Exercise instructions: Output all of the records exactly as written.

Records for processing:

□ □ □

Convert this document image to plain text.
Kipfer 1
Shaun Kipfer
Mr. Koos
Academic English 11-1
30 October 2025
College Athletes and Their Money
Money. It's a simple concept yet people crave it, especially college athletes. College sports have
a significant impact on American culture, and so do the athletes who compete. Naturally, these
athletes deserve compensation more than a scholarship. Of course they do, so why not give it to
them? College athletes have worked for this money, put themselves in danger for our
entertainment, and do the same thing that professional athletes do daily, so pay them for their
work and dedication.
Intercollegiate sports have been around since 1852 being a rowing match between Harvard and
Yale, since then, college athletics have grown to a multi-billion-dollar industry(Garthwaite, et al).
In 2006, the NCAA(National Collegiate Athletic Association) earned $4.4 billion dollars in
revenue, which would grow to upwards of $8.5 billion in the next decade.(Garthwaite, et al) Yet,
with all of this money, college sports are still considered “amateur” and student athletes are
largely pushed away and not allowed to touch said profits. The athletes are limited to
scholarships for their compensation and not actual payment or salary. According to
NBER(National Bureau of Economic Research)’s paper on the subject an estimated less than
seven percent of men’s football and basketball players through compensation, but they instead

□ □ □

Worked solution:
Convert this document image to plain text.
Kipfer 1
Shaun Kipfer
Mr. Koos
Academic English 11-1
30 October 2025
College Athletes and Their Money
Money. It's a simple concept yet people crave it, especially college athletes. College sports have
a significant impact on American culture, and so do the athletes who compete. Naturally, these
athletes deserve compensation more than a scholarship. Of course they do, so why not give it to
them? College athletes have worked for this money, put themselves in danger for our
entertainment, and do the same thing that professional athletes do daily, so pay them for their
work and dedication.
Intercollegiate sports have been around since 1852 being a rowing match between Harvard and
Yale, since then, college athletics have grown to a multi-billion-dollar industry(Garthwaite, et al).
In 2006, the NCAA(National Collegiate Athletic Association) earned $4.4 billion dollars in
revenue, which would grow to upwards of $8.5 billion in the next decade.(Garthwaite, et al) Yet,
with all of this money, college sports are still considered “amateur” and student athletes are
largely pushed away and not allowed to touch said profits. The athletes are limited to
scholarships for their compensation and not actual payment or salary. According to
NBER(National Bureau of Economic Research)’s paper on the subject an estimated less than
seven percent of men’s football and basketball players through compensation, but they instead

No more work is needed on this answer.